— START Data provided —
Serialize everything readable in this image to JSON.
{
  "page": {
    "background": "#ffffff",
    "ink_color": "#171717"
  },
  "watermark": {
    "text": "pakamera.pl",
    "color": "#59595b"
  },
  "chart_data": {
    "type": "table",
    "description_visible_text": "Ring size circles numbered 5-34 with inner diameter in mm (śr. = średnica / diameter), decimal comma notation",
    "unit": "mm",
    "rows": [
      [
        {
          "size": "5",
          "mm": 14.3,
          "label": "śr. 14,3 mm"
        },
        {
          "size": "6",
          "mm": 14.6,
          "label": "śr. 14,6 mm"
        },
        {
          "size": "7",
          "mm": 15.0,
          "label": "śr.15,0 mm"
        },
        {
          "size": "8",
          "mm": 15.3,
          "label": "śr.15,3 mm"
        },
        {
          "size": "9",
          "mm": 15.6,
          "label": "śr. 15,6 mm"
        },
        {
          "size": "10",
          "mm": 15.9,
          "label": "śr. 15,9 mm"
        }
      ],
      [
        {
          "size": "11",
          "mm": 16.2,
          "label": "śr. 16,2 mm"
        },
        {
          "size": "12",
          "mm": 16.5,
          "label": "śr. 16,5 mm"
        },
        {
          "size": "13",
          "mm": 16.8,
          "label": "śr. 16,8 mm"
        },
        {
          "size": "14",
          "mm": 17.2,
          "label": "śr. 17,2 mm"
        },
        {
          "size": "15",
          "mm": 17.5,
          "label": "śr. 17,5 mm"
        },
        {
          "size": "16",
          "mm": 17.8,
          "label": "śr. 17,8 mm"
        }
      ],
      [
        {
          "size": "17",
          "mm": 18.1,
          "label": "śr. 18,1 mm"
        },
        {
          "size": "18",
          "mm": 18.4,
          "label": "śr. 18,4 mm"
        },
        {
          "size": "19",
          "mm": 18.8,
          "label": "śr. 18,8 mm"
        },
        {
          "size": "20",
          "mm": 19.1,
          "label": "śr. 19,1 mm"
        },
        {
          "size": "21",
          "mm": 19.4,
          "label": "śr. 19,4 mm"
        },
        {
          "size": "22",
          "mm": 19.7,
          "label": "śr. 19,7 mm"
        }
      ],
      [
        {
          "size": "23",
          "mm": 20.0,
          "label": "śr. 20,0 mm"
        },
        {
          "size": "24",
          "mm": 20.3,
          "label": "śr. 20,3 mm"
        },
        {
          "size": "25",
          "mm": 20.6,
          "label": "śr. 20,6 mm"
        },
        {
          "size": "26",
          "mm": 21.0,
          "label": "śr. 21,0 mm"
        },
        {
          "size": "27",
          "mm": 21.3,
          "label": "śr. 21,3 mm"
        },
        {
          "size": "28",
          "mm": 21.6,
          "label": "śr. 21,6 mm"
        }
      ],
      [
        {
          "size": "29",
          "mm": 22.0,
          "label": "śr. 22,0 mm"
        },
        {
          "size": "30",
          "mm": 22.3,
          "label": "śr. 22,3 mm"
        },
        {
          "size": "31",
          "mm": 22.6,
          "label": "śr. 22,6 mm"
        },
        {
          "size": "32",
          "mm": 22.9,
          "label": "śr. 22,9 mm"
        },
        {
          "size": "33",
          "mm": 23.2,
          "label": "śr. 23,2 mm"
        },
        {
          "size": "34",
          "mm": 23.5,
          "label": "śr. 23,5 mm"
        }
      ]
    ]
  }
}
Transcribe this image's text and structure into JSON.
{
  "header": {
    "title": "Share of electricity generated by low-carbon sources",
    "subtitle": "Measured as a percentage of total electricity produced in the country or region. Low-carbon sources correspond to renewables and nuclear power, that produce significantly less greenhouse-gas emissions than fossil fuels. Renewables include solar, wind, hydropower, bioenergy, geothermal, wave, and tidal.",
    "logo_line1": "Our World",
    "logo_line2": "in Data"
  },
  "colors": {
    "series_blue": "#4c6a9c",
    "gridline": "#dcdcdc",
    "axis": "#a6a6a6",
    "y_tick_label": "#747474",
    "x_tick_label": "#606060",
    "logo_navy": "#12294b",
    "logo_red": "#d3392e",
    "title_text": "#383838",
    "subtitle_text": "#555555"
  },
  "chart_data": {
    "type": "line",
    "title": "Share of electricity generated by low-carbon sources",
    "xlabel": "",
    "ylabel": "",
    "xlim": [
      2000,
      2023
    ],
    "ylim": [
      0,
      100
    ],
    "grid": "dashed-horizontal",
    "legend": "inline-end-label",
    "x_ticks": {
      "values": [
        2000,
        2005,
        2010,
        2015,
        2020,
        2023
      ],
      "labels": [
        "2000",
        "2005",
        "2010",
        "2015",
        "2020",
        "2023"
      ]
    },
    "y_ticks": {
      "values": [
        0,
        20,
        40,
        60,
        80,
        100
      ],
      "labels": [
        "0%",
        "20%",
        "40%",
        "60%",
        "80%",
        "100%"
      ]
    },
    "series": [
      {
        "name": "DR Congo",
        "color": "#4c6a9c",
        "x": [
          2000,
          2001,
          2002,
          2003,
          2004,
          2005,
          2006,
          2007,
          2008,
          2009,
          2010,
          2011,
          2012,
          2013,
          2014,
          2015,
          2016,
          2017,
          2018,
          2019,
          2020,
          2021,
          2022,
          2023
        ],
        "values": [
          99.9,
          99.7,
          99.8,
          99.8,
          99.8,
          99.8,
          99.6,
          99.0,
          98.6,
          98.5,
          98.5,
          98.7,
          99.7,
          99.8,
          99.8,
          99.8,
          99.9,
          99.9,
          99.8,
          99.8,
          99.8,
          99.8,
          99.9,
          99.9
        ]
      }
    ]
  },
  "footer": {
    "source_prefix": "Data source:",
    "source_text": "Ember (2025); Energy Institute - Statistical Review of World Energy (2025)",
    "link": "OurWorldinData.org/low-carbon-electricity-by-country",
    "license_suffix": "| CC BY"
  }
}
— END Data provided —
Given request:
Write out every line from the records above, word for word.

The answer:
Serialize everything readable in this image to JSON.
{
  "page": {
    "background": "#ffffff",
    "ink_color": "#171717"
  },
  "watermark": {
    "text": "pakamera.pl",
    "color": "#59595b"
  },
  "chart_data": {
    "type": "table",
    "description_visible_text": "Ring size circles numbered 5-34 with inner diameter in mm (śr. = średnica / diameter), decimal comma notation",
    "unit": "mm",
    "rows": [
      [
        {
          "size": "5",
          "mm": 14.3,
          "label": "śr. 14,3 mm"
        },
        {
          "size": "6",
          "mm": 14.6,
          "label": "śr. 14,6 mm"
        },
        {
          "size": "7",
          "mm": 15.0,
          "label": "śr.15,0 mm"
        },
        {
          "size": "8",
          "mm": 15.3,
          "label": "śr.15,3 mm"
        },
        {
          "size": "9",
          "mm": 15.6,
          "label": "śr. 15,6 mm"
        },
        {
          "size": "10",
          "mm": 15.9,
          "label": "śr. 15,9 mm"
        }
      ],
      [
        {
          "size": "11",
          "mm": 16.2,
          "label": "śr. 16,2 mm"
        },
        {
          "size": "12",
          "mm": 16.5,
          "label": "śr. 16,5 mm"
        },
        {
          "size": "13",
          "mm": 16.8,
          "label": "śr. 16,8 mm"
        },
        {
          "size": "14",
          "mm": 17.2,
          "label": "śr. 17,2 mm"
        },
        {
          "size": "15",
          "mm": 17.5,
          "label": "śr. 17,5 mm"
        },
        {
          "size": "16",
          "mm": 17.8,
          "label": "śr. 17,8 mm"
        }
      ],
      [
        {
          "size": "17",
          "mm": 18.1,
          "label": "śr. 18,1 mm"
        },
        {
          "size": "18",
          "mm": 18.4,
          "label": "śr. 18,4 mm"
        },
        {
          "size": "19",
          "mm": 18.8,
          "label": "śr. 18,8 mm"
        },
        {
          "size": "20",
          "mm": 19.1,
          "label": "śr. 19,1 mm"
        },
        {
          "size": "21",
          "mm": 19.4,
          "label": "śr. 19,4 mm"
        },
        {
          "size": "22",
          "mm": 19.7,
          "label": "śr. 19,7 mm"
        }
      ],
      [
        {
          "size": "23",
          "mm": 20.0,
          "label": "śr. 20,0 mm"
        },
        {
          "size": "24",
          "mm": 20.3,
          "label": "śr. 20,3 mm"
        },
        {
          "size": "25",
          "mm": 20.6,
          "label": "śr. 20,6 mm"
        },
        {
          "size": "26",
          "mm": 21.0,
          "label": "śr. 21,0 mm"
        },
        {
          "size": "27",
          "mm": 21.3,
          "label": "śr. 21,3 mm"
        },
        {
          "size": "28",
          "mm": 21.6,
          "label": "śr. 21,6 mm"
        }
      ],
      [
        {
          "size": "29",
          "mm": 22.0,
          "label": "śr. 22,0 mm"
        },
        {
          "size": "30",
          "mm": 22.3,
          "label": "śr. 22,3 mm"
        },
        {
          "size": "31",
          "mm": 22.6,
          "label": "śr. 22,6 mm"
        },
        {
          "size": "32",
          "mm": 22.9,
          "label": "śr. 22,9 mm"
        },
        {
          "size": "33",
          "mm": 23.2,
          "label": "śr. 23,2 mm"
        },
        {
          "size": "34",
          "mm": 23.5,
          "label": "śr. 23,5 mm"
        }
      ]
    ]
  }
}
Transcribe this image's text and structure into JSON.
{
  "header": {
    "title": "Share of electricity generated by low-carbon sources",
    "subtitle": "Measured as a percentage of total electricity produced in the country or region. Low-carbon sources correspond to renewables and nuclear power, that produce significantly less greenhouse-gas emissions than fossil fuels. Renewables include solar, wind, hydropower, bioenergy, geothermal, wave, and tidal.",
    "logo_line1": "Our World",
    "logo_line2": "in Data"
  },
  "colors": {
    "series_blue": "#4c6a9c",
    "gridline": "#dcdcdc",
    "axis": "#a6a6a6",
    "y_tick_label": "#747474",
    "x_tick_label": "#606060",
    "logo_navy": "#12294b",
    "logo_red": "#d3392e",
    "title_text": "#383838",
    "subtitle_text": "#555555"
  },
  "chart_data": {
    "type": "line",
    "title": "Share of electricity generated by low-carbon sources",
    "xlabel": "",
    "ylabel": "",
    "xlim": [
      2000,
      2023
    ],
    "ylim": [
      0,
      100
    ],
    "grid": "dashed-horizontal",
    "legend": "inline-end-label",
    "x_ticks": {
      "values": [
        2000,
        2005,
        2010,
        2015,
        2020,
        2023
      ],
      "labels": [
        "2000",
        "2005",
        "2010",
        "2015",
        "2020",
        "2023"
      ]
    },
    "y_ticks": {
      "values": [
        0,
        20,
        40,
        60,
        80,
        100
      ],
      "labels": [
        "0%",
        "20%",
        "40%",
        "60%",
        "80%",
        "100%"
      ]
    },
    "series": [
      {
        "name": "DR Congo",
        "color": "#4c6a9c",
        "x": [
          2000,
          2001,
          2002,
          2003,
          2004,
          2005,
          2006,
          2007,
          2008,
          2009,
          2010,
          2011,
          2012,
          2013,
          2014,
          2015,
          2016,
          2017,
          2018,
          2019,
          2020,
          2021,
          2022,
          2023
        ],
        "values": [
          99.9,
          99.7,
          99.8,
          99.8,
          99.8,
          99.8,
          99.6,
          99.0,
          98.6,
          98.5,
          98.5,
          98.7,
          99.7,
          99.8,
          99.8,
          99.8,
          99.9,
          99.9,
          99.8,
          99.8,
          99.8,
          99.8,
          99.9,
          99.9
        ]
      }
    ]
  },
  "footer": {
    "source_prefix": "Data source:",
    "source_text": "Ember (2025); Energy Institute - Statistical Review of World Energy (2025)",
    "link": "OurWorldinData.org/low-carbon-electricity-by-country",
    "license_suffix": "| CC BY"
  }
}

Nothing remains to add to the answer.